[Data records]
—————

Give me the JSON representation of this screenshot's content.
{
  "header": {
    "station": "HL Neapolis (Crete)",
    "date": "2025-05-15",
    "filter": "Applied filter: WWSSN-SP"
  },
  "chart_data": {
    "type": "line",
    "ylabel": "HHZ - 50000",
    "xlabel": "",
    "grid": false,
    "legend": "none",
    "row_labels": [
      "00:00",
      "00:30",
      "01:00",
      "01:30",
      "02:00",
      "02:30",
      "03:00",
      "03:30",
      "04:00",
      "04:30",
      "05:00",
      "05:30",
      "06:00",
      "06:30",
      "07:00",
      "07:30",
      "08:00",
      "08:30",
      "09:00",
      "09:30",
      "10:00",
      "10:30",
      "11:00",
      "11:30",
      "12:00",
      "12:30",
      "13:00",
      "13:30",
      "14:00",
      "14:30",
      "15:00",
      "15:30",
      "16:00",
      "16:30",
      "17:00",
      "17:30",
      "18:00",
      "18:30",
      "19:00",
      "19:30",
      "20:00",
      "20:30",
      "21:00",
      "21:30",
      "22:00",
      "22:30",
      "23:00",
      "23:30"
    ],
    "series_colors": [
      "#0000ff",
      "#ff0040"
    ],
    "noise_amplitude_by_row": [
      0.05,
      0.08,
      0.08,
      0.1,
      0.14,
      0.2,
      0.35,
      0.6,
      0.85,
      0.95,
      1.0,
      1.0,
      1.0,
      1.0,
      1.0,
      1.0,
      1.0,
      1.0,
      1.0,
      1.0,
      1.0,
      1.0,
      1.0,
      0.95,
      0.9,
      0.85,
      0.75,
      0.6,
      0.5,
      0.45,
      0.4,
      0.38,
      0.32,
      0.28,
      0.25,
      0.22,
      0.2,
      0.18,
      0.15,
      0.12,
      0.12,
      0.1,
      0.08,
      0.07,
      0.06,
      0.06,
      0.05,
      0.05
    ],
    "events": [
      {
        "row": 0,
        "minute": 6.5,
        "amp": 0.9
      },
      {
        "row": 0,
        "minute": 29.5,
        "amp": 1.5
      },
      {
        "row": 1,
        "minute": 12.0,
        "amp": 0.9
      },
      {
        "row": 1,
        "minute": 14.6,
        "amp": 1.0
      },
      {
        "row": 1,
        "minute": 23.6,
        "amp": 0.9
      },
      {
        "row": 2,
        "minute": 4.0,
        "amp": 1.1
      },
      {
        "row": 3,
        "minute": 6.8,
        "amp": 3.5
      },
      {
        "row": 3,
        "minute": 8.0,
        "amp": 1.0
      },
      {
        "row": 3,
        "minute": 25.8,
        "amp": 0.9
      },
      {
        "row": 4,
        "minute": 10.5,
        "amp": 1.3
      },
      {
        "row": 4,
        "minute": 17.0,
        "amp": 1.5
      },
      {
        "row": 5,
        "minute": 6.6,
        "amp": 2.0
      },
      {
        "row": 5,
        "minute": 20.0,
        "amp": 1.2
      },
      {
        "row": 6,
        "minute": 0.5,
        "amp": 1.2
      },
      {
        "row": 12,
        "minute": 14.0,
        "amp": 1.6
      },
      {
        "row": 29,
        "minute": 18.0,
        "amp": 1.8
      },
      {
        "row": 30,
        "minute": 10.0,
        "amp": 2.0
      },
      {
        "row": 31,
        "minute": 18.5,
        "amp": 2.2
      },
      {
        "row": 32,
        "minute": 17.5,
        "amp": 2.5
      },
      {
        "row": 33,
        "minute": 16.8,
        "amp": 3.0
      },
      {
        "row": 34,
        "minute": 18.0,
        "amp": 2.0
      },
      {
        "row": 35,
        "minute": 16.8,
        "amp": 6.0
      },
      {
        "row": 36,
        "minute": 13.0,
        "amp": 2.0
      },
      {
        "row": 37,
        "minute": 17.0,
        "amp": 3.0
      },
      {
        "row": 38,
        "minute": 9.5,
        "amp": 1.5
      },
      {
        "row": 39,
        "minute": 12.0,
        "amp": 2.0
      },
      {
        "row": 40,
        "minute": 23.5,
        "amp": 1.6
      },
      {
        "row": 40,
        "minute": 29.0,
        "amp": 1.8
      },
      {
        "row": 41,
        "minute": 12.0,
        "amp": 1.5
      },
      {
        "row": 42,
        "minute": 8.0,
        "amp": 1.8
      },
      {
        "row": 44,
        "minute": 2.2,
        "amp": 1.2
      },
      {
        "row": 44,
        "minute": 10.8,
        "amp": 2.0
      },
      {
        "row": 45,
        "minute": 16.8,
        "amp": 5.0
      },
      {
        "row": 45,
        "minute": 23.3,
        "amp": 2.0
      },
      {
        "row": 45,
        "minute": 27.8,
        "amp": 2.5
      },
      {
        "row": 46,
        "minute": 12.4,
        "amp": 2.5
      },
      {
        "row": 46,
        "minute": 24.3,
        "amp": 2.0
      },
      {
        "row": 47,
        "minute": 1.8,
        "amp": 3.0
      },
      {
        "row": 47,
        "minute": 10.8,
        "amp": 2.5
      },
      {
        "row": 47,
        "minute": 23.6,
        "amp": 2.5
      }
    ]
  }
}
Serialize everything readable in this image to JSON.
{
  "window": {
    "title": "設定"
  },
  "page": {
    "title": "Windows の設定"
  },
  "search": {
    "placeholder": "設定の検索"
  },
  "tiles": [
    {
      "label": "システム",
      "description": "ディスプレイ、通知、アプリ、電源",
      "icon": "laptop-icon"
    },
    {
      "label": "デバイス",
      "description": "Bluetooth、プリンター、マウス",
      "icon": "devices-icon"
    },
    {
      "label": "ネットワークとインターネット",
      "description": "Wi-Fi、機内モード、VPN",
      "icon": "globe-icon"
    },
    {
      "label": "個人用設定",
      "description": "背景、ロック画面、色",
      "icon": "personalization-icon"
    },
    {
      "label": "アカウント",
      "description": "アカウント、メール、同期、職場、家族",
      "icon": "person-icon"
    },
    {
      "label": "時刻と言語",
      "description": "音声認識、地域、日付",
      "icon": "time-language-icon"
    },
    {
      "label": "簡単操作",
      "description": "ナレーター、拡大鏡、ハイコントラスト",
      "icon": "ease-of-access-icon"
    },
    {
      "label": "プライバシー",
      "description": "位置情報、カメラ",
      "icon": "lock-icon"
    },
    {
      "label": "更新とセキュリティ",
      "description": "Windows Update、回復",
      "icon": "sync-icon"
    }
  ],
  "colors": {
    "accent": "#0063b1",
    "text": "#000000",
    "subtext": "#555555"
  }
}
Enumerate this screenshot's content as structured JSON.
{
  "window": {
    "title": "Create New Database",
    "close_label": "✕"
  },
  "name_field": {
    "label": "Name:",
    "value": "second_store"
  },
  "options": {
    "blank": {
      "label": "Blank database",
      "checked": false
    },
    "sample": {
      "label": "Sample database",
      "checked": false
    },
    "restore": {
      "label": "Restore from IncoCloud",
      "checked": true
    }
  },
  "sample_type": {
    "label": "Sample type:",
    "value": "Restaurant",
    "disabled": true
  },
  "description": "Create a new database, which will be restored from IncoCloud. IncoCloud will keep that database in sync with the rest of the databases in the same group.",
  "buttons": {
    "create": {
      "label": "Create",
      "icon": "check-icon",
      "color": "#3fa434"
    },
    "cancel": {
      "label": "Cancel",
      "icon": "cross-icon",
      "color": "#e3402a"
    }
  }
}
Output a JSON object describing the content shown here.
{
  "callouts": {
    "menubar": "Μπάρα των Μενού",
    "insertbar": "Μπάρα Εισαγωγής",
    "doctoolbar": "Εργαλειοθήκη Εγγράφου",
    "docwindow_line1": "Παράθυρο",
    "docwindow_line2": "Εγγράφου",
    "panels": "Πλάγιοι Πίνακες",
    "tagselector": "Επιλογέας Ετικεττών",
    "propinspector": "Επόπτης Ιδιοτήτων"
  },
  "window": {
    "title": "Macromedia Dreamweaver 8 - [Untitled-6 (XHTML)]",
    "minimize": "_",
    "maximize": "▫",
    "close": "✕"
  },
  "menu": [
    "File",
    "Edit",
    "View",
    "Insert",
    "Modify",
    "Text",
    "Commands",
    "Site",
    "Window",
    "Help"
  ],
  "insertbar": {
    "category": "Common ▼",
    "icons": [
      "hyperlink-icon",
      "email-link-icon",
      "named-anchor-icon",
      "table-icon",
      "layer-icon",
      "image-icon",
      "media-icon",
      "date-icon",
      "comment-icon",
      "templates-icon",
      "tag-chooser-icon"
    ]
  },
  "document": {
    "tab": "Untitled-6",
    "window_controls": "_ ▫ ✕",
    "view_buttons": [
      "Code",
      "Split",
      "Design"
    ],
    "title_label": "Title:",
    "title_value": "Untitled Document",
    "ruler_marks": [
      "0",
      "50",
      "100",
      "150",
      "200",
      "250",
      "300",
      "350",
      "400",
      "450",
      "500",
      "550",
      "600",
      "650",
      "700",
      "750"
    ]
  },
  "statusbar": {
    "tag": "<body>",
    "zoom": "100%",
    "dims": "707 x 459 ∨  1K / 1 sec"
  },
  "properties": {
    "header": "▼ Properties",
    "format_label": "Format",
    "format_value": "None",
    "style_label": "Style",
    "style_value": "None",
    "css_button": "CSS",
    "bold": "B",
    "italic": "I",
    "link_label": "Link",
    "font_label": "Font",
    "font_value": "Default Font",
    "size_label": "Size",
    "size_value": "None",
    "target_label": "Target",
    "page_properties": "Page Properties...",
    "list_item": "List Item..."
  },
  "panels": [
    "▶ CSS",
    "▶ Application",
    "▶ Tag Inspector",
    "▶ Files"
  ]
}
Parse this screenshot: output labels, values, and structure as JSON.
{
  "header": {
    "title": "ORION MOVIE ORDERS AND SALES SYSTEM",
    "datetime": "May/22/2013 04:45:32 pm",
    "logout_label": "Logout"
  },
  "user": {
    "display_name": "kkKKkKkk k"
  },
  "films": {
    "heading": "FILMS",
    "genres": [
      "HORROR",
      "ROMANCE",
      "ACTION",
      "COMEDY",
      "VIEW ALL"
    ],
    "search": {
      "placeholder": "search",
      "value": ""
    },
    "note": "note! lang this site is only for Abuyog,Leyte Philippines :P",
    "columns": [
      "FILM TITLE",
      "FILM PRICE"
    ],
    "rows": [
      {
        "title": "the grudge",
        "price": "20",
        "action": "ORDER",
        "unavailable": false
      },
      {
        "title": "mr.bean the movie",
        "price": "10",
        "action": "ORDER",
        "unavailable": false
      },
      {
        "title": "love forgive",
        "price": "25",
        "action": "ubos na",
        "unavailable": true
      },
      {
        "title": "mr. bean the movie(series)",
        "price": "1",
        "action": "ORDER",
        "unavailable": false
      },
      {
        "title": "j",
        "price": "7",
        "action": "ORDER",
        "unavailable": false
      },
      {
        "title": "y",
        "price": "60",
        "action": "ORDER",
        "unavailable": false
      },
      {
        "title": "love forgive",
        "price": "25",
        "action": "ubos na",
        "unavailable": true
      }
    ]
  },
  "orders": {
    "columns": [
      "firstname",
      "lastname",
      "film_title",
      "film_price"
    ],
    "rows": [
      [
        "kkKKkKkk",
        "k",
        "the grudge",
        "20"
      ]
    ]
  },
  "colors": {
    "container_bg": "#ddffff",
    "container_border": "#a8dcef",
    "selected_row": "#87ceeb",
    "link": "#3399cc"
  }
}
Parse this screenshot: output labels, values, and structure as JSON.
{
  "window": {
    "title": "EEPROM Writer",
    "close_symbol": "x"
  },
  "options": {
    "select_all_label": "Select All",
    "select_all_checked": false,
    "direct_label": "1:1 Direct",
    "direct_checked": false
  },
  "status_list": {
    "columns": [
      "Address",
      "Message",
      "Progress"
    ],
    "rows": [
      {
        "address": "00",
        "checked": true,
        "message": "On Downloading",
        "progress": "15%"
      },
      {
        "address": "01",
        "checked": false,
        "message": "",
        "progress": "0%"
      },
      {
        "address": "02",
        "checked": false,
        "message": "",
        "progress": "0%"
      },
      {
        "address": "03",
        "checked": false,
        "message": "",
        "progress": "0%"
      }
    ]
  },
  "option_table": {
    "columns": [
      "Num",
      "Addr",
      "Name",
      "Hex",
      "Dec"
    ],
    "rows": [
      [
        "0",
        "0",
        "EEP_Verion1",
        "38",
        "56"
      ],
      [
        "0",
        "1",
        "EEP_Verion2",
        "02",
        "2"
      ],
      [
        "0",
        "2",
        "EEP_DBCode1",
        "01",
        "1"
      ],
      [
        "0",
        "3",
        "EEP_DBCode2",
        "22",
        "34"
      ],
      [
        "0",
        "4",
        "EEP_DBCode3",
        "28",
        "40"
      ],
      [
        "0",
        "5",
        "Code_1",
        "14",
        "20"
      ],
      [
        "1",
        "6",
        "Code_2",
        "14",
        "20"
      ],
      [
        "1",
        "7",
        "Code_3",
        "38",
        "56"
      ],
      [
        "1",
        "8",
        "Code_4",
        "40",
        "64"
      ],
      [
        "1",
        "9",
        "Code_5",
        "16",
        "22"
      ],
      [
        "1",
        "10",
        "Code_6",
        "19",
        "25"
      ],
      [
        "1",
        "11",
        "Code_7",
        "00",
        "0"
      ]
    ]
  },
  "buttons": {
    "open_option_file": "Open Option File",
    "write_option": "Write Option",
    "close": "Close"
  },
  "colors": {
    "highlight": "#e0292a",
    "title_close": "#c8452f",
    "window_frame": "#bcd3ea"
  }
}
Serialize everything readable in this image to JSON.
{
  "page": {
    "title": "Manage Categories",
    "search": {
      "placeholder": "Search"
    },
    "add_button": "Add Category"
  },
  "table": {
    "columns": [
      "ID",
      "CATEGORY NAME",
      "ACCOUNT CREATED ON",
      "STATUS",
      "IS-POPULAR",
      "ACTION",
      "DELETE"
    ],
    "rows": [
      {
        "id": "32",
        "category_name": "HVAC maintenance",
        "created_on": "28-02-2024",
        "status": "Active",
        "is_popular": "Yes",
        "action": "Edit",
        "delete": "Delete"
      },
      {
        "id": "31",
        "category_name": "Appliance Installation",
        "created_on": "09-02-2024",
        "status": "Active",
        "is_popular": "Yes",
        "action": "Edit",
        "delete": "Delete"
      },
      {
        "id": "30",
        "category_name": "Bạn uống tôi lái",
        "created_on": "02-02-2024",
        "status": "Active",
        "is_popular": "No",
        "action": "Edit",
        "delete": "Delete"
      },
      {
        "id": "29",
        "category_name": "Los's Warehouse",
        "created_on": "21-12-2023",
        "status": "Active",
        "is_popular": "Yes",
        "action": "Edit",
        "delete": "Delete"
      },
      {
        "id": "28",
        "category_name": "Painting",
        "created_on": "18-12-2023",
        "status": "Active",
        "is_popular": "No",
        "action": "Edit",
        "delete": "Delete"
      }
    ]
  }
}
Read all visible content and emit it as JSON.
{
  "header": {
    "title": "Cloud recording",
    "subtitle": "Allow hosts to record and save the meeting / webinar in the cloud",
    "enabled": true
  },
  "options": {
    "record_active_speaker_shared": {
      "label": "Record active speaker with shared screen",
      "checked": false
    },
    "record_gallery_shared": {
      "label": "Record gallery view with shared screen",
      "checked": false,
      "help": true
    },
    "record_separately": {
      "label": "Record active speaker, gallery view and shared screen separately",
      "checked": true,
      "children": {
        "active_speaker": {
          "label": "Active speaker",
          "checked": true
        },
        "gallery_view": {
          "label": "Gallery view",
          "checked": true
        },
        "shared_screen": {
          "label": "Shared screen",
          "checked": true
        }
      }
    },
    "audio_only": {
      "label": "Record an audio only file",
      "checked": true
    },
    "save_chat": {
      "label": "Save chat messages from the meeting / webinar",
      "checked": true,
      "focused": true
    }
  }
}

—————

The exercise = Give only the number of lines in the material above where the string "Μπάρα" appears.

Problem solution = 2